— START OF PROVIDED ENTRIES —

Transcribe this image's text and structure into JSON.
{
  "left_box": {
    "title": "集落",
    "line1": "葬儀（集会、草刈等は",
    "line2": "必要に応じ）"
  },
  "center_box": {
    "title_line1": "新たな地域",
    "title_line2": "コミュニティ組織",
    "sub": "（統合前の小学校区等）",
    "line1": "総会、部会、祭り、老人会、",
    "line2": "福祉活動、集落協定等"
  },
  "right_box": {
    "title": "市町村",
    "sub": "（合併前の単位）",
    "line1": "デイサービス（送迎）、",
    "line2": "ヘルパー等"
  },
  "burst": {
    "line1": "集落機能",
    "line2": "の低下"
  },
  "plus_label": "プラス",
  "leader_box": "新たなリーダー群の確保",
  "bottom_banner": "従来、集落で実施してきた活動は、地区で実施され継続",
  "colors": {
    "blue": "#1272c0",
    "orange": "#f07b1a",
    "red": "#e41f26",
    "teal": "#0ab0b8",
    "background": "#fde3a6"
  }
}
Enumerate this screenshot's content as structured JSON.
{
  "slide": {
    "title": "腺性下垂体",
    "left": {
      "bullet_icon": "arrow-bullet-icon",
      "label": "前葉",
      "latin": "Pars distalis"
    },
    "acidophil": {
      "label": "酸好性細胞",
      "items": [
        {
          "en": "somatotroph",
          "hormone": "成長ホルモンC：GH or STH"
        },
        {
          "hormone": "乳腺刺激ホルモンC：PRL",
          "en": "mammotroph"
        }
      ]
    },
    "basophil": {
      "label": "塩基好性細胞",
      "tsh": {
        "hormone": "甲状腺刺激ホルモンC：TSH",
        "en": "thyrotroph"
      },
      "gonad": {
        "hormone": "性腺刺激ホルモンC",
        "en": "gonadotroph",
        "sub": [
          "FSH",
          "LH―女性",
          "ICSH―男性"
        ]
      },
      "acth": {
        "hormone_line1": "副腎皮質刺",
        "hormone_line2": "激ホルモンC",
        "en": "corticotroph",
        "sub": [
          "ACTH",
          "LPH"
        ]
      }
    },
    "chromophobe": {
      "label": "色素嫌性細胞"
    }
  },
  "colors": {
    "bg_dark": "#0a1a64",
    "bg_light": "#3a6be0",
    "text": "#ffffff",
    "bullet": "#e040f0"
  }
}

— END OF PROVIDED ENTRIES —

▸ WORK TO DO: Hand back the material above in full, exactly as written.

▸ ANSWER IN FULL:
Transcribe this image's text and structure into JSON.
{
  "left_box": {
    "title": "集落",
    "line1": "葬儀（集会、草刈等は",
    "line2": "必要に応じ）"
  },
  "center_box": {
    "title_line1": "新たな地域",
    "title_line2": "コミュニティ組織",
    "sub": "（統合前の小学校区等）",
    "line1": "総会、部会、祭り、老人会、",
    "line2": "福祉活動、集落協定等"
  },
  "right_box": {
    "title": "市町村",
    "sub": "（合併前の単位）",
    "line1": "デイサービス（送迎）、",
    "line2": "ヘルパー等"
  },
  "burst": {
    "line1": "集落機能",
    "line2": "の低下"
  },
  "plus_label": "プラス",
  "leader_box": "新たなリーダー群の確保",
  "bottom_banner": "従来、集落で実施してきた活動は、地区で実施され継続",
  "colors": {
    "blue": "#1272c0",
    "orange": "#f07b1a",
    "red": "#e41f26",
    "teal": "#0ab0b8",
    "background": "#fde3a6"
  }
}
Enumerate this screenshot's content as structured JSON.
{
  "slide": {
    "title": "腺性下垂体",
    "left": {
      "bullet_icon": "arrow-bullet-icon",
      "label": "前葉",
      "latin": "Pars distalis"
    },
    "acidophil": {
      "label": "酸好性細胞",
      "items": [
        {
          "en": "somatotroph",
          "hormone": "成長ホルモンC：GH or STH"
        },
        {
          "hormone": "乳腺刺激ホルモンC：PRL",
          "en": "mammotroph"
        }
      ]
    },
    "basophil": {
      "label": "塩基好性細胞",
      "tsh": {
        "hormone": "甲状腺刺激ホルモンC：TSH",
        "en": "thyrotroph"
      },
      "gonad": {
        "hormone": "性腺刺激ホルモンC",
        "en": "gonadotroph",
        "sub": [
          "FSH",
          "LH―女性",
          "ICSH―男性"
        ]
      },
      "acth": {
        "hormone_line1": "副腎皮質刺",
        "hormone_line2": "激ホルモンC",
        "en": "corticotroph",
        "sub": [
          "ACTH",
          "LPH"
        ]
      }
    },
    "chromophobe": {
      "label": "色素嫌性細胞"
    }
  },
  "colors": {
    "bg_dark": "#0a1a64",
    "bg_light": "#3a6be0",
    "text": "#ffffff",
    "bullet": "#e040f0"
  }
}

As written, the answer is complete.